- LISTED ENTRIES:
start
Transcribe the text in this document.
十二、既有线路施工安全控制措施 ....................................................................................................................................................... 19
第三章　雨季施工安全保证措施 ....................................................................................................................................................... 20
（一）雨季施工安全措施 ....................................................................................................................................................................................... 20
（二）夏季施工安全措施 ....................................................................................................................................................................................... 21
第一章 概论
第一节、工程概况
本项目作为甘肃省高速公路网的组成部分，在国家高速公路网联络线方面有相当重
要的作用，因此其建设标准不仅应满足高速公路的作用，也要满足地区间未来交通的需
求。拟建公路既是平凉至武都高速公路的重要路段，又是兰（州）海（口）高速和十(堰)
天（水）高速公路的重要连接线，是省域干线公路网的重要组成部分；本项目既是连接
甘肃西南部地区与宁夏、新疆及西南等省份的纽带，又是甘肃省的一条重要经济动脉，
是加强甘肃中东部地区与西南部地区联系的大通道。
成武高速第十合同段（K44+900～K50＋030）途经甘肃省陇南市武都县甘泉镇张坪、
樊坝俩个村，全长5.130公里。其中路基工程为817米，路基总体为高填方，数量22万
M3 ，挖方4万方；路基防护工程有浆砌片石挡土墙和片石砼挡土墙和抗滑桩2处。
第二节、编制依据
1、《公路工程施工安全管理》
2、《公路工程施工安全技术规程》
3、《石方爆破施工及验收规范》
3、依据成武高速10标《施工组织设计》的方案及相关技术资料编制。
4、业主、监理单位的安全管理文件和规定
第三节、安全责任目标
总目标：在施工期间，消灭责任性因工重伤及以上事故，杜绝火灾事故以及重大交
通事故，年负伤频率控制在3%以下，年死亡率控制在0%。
end
- WORK TO COMPLETE: Copy out each record, keeping every word as it is.

- EXERCISE ANSWER:
Transcribe the text in this document.
十二、既有线路施工安全控制措施 ....................................................................................................................................................... 19
第三章　雨季施工安全保证措施 ....................................................................................................................................................... 20
（一）雨季施工安全措施 ....................................................................................................................................................................................... 20
（二）夏季施工安全措施 ....................................................................................................................................................................................... 21
第一章 概论
第一节、工程概况
本项目作为甘肃省高速公路网的组成部分，在国家高速公路网联络线方面有相当重
要的作用，因此其建设标准不仅应满足高速公路的作用，也要满足地区间未来交通的需
求。拟建公路既是平凉至武都高速公路的重要路段，又是兰（州）海（口）高速和十(堰)
天（水）高速公路的重要连接线，是省域干线公路网的重要组成部分；本项目既是连接
甘肃西南部地区与宁夏、新疆及西南等省份的纽带，又是甘肃省的一条重要经济动脉，
是加强甘肃中东部地区与西南部地区联系的大通道。
成武高速第十合同段（K44+900～K50＋030）途经甘肃省陇南市武都县甘泉镇张坪、
樊坝俩个村，全长5.130公里。其中路基工程为817米，路基总体为高填方，数量22万
M3 ，挖方4万方；路基防护工程有浆砌片石挡土墙和片石砼挡土墙和抗滑桩2处。
第二节、编制依据
1、《公路工程施工安全管理》
2、《公路工程施工安全技术规程》
3、《石方爆破施工及验收规范》
3、依据成武高速10标《施工组织设计》的方案及相关技术资料编制。
4、业主、监理单位的安全管理文件和规定
第三节、安全责任目标
总目标：在施工期间，消灭责任性因工重伤及以上事故，杜绝火灾事故以及重大交
通事故，年负伤频率控制在3%以下，年死亡率控制在0%。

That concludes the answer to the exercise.